Element and region data:
# # #

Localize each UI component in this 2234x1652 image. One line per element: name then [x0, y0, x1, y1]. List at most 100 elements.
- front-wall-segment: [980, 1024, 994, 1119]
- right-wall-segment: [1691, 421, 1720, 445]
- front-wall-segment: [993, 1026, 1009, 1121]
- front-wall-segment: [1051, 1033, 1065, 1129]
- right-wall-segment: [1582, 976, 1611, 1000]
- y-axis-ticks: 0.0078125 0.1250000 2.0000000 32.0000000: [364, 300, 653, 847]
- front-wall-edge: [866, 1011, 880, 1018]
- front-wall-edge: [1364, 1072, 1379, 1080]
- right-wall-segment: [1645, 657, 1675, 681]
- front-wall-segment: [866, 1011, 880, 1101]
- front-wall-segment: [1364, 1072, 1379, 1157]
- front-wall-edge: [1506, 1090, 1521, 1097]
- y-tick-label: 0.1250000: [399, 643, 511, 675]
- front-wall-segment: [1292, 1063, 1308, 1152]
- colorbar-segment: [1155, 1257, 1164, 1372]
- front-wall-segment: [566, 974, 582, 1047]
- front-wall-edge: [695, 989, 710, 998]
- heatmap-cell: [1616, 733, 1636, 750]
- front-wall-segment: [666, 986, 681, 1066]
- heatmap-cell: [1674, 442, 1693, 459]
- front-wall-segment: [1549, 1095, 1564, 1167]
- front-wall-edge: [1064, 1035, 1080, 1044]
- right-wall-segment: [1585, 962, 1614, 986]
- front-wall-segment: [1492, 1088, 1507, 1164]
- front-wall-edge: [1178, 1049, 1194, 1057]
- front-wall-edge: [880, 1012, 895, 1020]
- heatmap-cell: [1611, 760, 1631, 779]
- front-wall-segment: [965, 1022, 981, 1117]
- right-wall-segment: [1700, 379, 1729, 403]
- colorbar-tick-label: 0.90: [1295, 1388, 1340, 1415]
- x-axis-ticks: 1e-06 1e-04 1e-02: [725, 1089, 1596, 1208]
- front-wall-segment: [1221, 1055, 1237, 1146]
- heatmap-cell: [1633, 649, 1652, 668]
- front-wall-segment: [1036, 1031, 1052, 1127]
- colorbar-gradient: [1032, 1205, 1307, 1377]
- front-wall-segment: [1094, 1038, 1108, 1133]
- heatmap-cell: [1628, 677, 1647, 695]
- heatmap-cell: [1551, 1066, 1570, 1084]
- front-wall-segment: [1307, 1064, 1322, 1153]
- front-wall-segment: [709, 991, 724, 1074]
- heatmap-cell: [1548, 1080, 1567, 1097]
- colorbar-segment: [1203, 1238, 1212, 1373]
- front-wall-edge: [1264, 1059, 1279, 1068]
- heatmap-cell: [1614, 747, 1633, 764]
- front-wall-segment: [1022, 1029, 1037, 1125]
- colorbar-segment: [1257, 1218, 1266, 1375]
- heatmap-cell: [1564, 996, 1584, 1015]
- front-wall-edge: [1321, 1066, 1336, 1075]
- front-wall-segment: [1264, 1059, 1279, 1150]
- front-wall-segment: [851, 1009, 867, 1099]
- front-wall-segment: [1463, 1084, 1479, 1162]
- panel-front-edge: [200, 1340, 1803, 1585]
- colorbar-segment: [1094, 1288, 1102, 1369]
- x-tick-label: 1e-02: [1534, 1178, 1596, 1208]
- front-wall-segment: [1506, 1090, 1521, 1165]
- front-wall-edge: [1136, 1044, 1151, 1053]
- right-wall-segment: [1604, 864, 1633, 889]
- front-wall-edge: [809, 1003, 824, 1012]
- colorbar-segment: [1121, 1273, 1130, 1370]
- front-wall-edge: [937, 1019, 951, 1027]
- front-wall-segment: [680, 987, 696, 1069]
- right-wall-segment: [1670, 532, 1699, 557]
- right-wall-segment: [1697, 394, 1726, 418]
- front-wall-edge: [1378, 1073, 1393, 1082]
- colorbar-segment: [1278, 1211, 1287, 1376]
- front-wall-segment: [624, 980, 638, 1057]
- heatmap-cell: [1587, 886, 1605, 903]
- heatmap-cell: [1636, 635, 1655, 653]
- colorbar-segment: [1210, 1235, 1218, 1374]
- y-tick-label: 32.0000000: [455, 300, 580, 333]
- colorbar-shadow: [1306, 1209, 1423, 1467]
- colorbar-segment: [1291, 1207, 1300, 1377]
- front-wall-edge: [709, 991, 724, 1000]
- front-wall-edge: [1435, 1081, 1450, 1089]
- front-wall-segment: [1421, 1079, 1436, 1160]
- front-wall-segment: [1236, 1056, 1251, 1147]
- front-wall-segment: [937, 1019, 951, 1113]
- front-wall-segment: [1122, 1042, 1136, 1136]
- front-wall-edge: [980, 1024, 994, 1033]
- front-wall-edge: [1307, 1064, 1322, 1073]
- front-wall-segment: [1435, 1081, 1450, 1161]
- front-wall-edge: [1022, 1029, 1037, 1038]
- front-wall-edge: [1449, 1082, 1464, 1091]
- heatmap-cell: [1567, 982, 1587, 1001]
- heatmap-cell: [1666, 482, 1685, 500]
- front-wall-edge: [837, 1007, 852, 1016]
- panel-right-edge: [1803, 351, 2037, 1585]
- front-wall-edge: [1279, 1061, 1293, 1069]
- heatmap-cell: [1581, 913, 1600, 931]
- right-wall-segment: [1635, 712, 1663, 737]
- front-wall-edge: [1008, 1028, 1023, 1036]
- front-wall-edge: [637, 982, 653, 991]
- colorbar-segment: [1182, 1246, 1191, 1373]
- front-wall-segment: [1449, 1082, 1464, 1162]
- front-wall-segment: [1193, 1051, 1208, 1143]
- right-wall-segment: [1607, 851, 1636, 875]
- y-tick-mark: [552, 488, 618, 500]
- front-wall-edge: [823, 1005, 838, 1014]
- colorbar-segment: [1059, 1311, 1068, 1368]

# # #

• _What is being asked_: Revise the items starting at the first line and ending at the line with "- front-wall-segment: [1094, 1038, 1108, 1133]", putting "side-wall-segment" wherever "right-wall-segment" appears and leaving everything else unchanged.

• _The solution_:
Localize each UI component in this 2234x1652 image. One line per element: name then [x0, y0, x1, y1]. List at most 100 elements.
- front-wall-segment: [980, 1024, 994, 1119]
- side-wall-segment: [1691, 421, 1720, 445]
- front-wall-segment: [993, 1026, 1009, 1121]
- front-wall-segment: [1051, 1033, 1065, 1129]
- side-wall-segment: [1582, 976, 1611, 1000]
- y-axis-ticks: 0.0078125 0.1250000 2.0000000 32.0000000: [364, 300, 653, 847]
- front-wall-edge: [866, 1011, 880, 1018]
- front-wall-edge: [1364, 1072, 1379, 1080]
- side-wall-segment: [1645, 657, 1675, 681]
- front-wall-segment: [866, 1011, 880, 1101]
- front-wall-segment: [1364, 1072, 1379, 1157]
- front-wall-edge: [1506, 1090, 1521, 1097]
- y-tick-label: 0.1250000: [399, 643, 511, 675]
- front-wall-segment: [1292, 1063, 1308, 1152]
- colorbar-segment: [1155, 1257, 1164, 1372]
- front-wall-segment: [566, 974, 582, 1047]
- front-wall-edge: [695, 989, 710, 998]
- heatmap-cell: [1616, 733, 1636, 750]
- front-wall-segment: [666, 986, 681, 1066]
- heatmap-cell: [1674, 442, 1693, 459]
- front-wall-segment: [1549, 1095, 1564, 1167]
- front-wall-edge: [1064, 1035, 1080, 1044]
- side-wall-segment: [1585, 962, 1614, 986]
- front-wall-segment: [1492, 1088, 1507, 1164]
- front-wall-edge: [1178, 1049, 1194, 1057]
- front-wall-edge: [880, 1012, 895, 1020]
- heatmap-cell: [1611, 760, 1631, 779]
- front-wall-segment: [965, 1022, 981, 1117]
- side-wall-segment: [1700, 379, 1729, 403]
- colorbar-tick-label: 0.90: [1295, 1388, 1340, 1415]
- x-axis-ticks: 1e-06 1e-04 1e-02: [725, 1089, 1596, 1208]
- front-wall-segment: [1221, 1055, 1237, 1146]
- heatmap-cell: [1633, 649, 1652, 668]
- front-wall-segment: [1036, 1031, 1052, 1127]
- colorbar-gradient: [1032, 1205, 1307, 1377]
- front-wall-segment: [1094, 1038, 1108, 1133]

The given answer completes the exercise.